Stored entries
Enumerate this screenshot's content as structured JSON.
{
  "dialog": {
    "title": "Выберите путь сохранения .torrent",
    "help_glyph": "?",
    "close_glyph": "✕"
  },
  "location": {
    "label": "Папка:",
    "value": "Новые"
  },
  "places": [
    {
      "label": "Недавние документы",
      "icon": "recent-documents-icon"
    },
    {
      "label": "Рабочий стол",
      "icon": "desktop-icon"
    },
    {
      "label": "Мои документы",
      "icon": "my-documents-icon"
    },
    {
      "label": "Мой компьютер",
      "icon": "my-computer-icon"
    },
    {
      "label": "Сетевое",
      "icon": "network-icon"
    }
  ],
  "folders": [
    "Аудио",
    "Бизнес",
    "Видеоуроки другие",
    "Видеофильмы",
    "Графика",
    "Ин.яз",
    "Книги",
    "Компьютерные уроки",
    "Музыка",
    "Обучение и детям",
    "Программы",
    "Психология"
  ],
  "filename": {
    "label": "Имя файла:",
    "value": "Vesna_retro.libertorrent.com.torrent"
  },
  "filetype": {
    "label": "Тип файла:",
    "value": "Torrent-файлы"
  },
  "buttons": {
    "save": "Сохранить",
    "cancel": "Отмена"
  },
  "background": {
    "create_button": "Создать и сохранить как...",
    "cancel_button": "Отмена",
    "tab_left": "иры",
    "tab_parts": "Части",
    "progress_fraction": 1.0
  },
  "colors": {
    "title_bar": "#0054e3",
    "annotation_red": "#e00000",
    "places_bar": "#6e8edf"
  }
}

* * *

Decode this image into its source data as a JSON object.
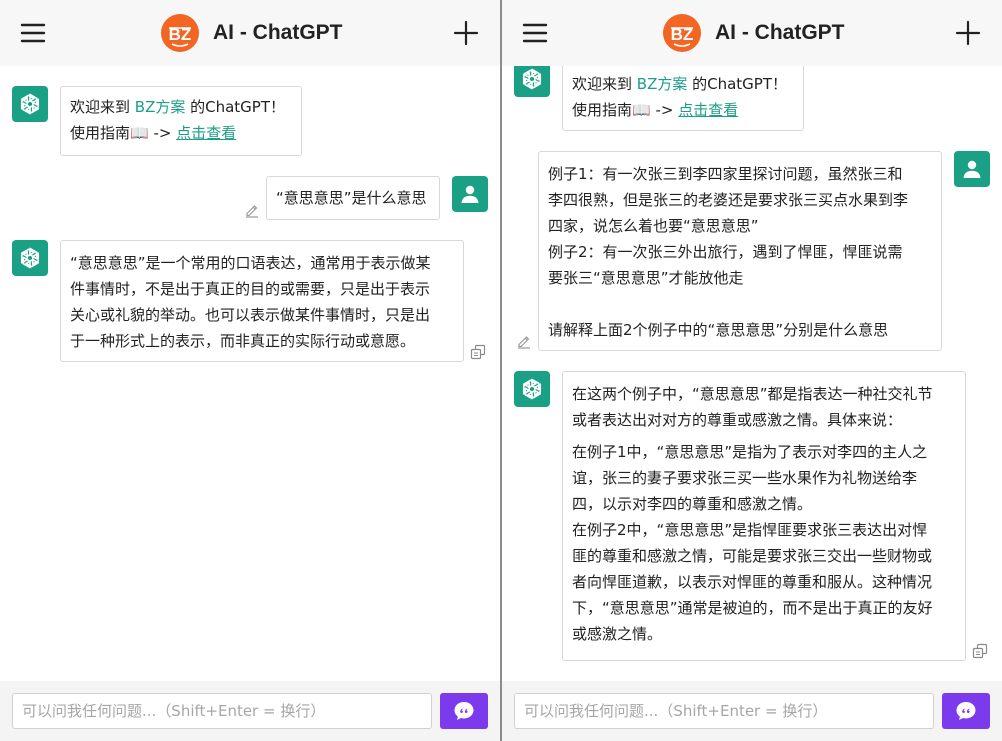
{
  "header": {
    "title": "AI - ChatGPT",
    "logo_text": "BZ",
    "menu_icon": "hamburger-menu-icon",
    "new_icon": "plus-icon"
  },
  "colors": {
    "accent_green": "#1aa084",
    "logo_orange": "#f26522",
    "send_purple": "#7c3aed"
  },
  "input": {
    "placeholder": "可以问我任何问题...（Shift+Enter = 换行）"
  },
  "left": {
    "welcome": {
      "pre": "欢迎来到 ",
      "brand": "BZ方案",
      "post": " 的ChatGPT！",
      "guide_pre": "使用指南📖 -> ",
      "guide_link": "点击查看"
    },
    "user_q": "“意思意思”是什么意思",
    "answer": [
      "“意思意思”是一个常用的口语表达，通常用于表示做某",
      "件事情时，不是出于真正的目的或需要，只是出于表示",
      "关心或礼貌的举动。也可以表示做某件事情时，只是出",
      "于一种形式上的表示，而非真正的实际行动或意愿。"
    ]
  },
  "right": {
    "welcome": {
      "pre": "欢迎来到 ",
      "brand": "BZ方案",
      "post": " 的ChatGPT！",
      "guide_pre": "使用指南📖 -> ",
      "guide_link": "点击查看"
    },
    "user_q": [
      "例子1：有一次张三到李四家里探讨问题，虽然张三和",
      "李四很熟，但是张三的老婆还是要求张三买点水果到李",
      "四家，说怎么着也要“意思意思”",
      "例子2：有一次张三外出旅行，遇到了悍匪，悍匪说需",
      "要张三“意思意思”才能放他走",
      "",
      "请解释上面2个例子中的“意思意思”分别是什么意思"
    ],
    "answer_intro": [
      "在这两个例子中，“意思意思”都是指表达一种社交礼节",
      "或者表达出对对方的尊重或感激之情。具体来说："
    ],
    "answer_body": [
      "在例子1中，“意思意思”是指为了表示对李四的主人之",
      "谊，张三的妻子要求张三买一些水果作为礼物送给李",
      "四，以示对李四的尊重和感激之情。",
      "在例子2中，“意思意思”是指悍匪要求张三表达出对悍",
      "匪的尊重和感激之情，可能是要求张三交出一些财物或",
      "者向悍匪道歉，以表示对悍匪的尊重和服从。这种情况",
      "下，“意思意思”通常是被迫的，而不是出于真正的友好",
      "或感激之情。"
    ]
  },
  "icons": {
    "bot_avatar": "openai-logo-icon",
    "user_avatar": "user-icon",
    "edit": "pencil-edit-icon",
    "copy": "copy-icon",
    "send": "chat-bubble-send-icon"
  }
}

- [TASK OBJECTIVE]: Show the lines from the data above that contain the string "documents".

- [OUTPUT FOR THIS TASK]:
      "icon": "recent-documents-icon"
      "icon": "my-documents-icon"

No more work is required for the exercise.